## Set problem
List all the lines in these records that hold "Input".

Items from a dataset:
◇ ◇ ◇ ◇ ◇

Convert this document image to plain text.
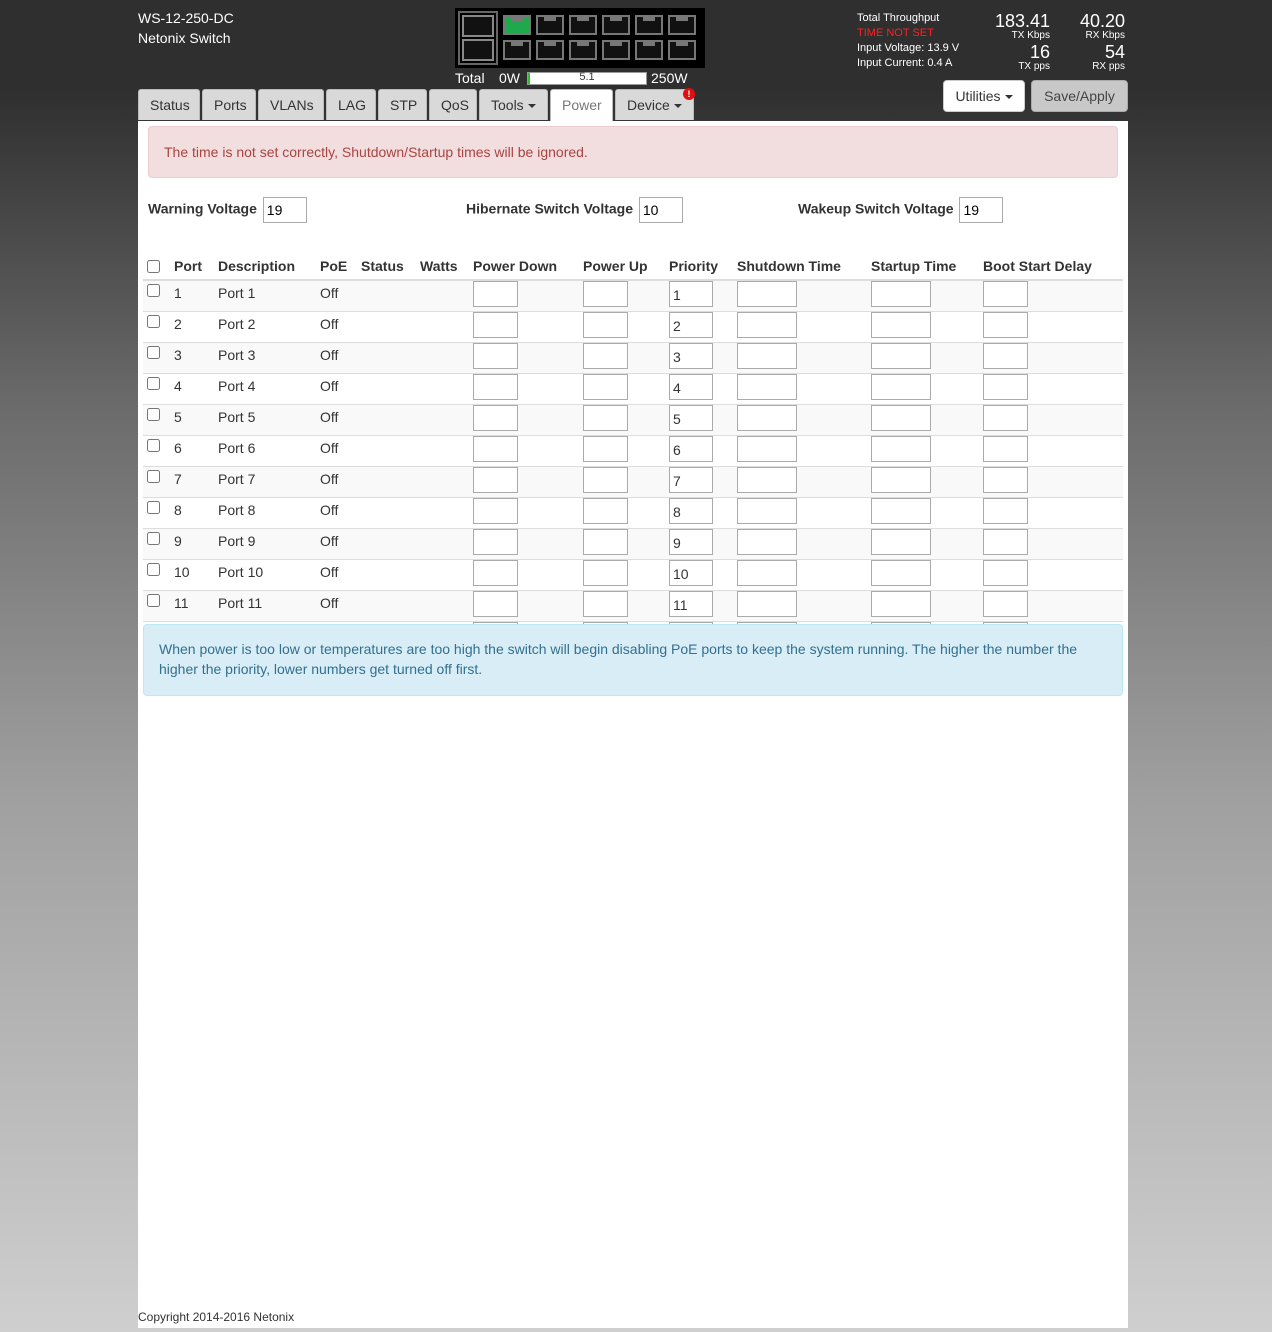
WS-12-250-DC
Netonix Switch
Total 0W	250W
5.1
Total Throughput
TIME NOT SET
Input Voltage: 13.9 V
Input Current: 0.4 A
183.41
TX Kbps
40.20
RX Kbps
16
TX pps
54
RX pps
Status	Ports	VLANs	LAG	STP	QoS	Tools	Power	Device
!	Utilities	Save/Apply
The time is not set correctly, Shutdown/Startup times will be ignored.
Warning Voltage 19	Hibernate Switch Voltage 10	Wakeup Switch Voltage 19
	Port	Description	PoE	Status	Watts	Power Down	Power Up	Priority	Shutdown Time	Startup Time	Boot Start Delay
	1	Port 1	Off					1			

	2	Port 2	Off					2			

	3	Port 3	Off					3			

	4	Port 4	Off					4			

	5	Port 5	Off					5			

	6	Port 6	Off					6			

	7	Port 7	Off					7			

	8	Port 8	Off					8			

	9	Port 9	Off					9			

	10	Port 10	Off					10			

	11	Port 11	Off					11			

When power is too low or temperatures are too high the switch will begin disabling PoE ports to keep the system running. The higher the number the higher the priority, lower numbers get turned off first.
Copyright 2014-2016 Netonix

◇ ◇ ◇ ◇ ◇

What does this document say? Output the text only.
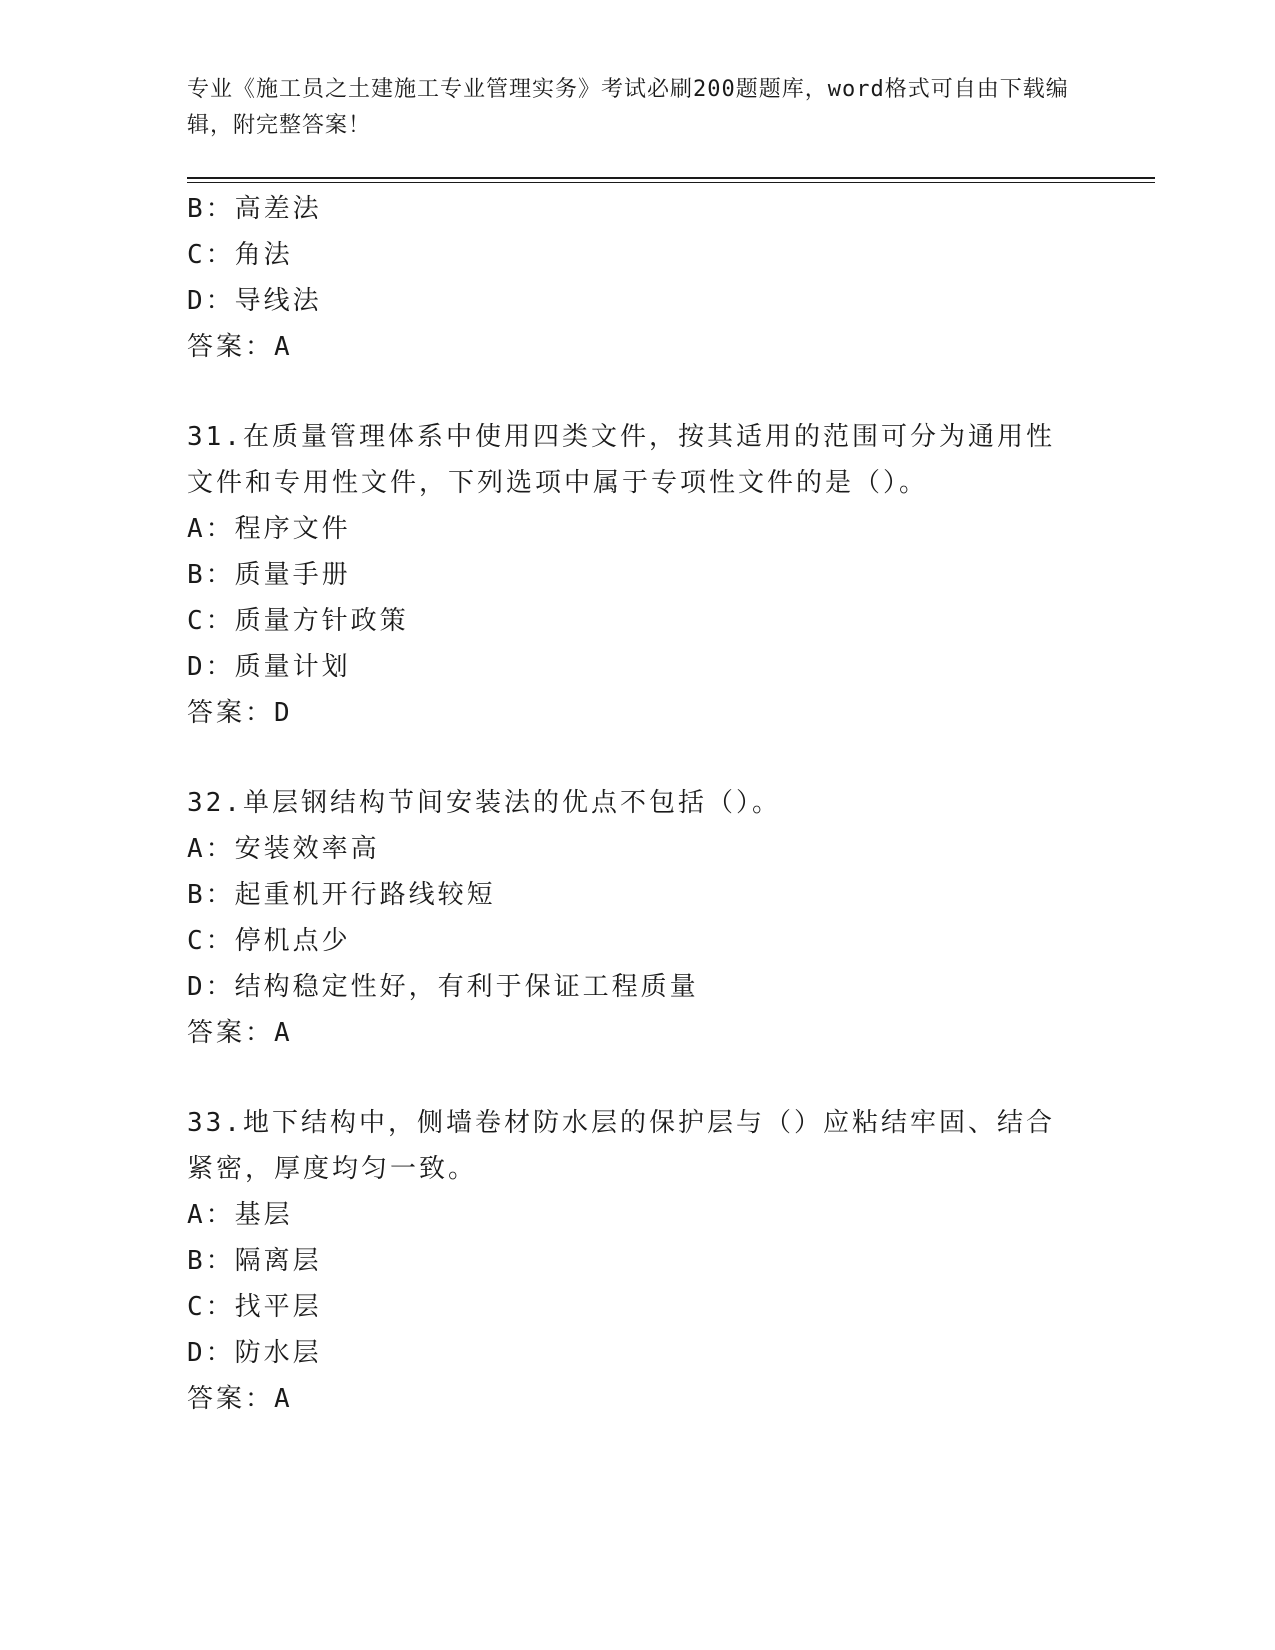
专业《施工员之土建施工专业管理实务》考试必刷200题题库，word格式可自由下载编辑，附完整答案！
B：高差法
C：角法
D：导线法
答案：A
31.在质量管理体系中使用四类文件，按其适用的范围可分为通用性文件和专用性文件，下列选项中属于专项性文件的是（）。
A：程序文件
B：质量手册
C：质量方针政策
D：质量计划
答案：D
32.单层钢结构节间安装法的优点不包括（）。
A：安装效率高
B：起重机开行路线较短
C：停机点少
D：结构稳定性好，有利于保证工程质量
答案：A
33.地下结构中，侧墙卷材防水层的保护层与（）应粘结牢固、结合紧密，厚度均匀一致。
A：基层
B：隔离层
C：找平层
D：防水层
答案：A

◇ ◇ ◇ ◇ ◇

## Expected output
Input Voltage: 13.9 V
Input Current: 0.4 A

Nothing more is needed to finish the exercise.